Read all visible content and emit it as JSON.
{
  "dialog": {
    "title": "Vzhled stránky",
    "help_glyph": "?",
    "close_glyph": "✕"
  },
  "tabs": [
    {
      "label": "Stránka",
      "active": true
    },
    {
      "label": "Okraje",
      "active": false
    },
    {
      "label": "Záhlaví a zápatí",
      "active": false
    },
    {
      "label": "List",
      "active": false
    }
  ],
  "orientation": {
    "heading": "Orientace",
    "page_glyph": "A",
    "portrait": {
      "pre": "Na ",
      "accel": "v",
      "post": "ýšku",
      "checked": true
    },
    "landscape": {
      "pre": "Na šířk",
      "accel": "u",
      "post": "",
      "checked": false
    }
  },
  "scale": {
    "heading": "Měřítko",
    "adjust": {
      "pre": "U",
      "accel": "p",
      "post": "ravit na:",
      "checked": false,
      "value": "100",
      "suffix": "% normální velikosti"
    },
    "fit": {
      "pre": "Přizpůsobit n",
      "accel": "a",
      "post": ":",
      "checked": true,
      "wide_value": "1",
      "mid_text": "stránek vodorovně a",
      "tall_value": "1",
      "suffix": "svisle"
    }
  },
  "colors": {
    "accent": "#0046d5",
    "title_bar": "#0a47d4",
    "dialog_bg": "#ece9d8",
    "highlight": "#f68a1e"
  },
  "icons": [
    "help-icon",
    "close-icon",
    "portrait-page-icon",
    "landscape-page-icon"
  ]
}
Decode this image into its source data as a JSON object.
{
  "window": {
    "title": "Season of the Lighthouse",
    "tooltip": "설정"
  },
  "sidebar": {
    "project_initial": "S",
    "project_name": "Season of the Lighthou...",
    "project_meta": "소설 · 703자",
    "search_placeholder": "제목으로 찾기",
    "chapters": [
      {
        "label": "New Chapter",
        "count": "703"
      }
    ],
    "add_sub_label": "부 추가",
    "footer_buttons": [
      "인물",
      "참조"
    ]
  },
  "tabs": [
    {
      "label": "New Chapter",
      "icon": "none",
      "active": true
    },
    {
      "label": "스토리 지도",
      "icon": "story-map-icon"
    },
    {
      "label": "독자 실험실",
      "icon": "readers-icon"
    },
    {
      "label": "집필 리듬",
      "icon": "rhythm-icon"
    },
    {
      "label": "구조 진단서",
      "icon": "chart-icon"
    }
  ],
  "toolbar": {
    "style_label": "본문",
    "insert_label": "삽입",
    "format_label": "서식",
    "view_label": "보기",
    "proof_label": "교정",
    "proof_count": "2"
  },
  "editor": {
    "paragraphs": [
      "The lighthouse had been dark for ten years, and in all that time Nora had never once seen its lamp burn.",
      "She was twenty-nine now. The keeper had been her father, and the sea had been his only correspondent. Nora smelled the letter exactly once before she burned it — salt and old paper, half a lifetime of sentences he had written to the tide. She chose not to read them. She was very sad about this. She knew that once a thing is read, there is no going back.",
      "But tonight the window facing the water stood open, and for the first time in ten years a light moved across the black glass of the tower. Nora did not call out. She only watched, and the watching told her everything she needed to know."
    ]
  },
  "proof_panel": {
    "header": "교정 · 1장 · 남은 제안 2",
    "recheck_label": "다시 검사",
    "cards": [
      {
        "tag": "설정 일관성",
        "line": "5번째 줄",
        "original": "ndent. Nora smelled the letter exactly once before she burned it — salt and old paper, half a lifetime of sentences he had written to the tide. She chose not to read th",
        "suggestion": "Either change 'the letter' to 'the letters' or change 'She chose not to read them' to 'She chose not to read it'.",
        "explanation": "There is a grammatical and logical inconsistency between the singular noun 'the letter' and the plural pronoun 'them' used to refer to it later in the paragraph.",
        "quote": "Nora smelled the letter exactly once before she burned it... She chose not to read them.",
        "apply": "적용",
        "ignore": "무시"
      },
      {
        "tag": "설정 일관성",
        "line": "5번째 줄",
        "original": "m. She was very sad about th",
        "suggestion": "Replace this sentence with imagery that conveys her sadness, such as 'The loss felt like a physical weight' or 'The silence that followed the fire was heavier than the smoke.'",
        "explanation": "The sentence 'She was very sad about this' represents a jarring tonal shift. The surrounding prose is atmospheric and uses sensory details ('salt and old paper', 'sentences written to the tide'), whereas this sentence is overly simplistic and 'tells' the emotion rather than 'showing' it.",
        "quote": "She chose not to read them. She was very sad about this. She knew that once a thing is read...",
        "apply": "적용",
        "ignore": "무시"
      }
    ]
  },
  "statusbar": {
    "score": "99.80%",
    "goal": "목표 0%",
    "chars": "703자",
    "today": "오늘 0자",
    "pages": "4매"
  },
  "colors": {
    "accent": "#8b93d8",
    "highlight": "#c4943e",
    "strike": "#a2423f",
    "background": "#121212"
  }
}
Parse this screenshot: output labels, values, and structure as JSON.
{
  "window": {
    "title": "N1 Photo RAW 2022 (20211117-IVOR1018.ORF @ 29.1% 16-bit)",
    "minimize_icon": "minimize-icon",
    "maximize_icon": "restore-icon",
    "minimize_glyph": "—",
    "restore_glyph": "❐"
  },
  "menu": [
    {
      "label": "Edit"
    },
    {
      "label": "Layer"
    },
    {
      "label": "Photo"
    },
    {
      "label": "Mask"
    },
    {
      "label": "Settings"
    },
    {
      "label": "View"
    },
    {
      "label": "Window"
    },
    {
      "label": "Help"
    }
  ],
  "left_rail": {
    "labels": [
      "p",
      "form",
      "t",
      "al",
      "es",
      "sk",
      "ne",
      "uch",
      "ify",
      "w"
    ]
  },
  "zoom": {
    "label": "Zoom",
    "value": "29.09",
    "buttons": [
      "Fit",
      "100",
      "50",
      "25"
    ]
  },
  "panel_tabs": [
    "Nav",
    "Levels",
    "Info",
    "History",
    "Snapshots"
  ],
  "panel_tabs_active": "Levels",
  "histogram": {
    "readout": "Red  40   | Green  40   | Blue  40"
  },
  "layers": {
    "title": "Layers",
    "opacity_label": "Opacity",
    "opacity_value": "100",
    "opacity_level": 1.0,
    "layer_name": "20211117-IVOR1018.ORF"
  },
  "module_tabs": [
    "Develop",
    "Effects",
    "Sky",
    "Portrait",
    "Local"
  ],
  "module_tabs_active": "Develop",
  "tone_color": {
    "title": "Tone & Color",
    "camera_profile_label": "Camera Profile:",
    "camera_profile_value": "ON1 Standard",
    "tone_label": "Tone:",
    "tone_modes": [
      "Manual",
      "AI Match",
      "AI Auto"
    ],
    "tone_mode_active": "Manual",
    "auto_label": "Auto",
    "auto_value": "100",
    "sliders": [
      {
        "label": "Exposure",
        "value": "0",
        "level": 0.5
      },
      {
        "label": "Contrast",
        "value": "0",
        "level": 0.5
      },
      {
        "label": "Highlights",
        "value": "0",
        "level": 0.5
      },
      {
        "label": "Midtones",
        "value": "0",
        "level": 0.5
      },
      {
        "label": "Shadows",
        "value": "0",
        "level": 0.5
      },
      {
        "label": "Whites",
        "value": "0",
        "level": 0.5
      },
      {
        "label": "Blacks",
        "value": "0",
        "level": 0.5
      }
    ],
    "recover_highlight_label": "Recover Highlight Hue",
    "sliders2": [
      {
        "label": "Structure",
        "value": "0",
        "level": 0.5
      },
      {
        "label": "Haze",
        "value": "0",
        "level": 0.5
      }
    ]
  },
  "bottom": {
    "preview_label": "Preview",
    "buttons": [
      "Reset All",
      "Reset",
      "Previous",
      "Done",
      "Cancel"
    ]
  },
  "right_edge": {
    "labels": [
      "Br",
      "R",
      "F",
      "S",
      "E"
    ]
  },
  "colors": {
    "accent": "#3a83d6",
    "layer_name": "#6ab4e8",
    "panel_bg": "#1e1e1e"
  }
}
◆ ◆ ◆ ◆ ◆
DIRECTION = Using the listing above, locate the lines that hold "letter" and copy each one.

RESPONSE TO THE TASK =
      "She was twenty-nine now. The keeper had been her father, and the sea had been his only correspondent. Nora smelled the letter exactly once before she burned it — salt and old paper, half a lifetime of sentences he had written to the tide. She chose not to read them. She was very sad about this. She knew that once a thing is read, there is no going back.",
        "original": "ndent. Nora smelled the letter exactly once before she burned it — salt and old paper, half a lifetime of sentences he had written to the tide. She chose not to read th",
        "suggestion": "Either change 'the letter' to 'the letters' or change 'She chose not to read them' to 'She chose not to read it'.",
        "explanation": "There is a grammatical and logical inconsistency between the singular noun 'the letter' and the plural pronoun 'them' used to refer to it later in the paragraph.",
        "quote": "Nora smelled the letter exactly once before she burned it... She chose not to read them.",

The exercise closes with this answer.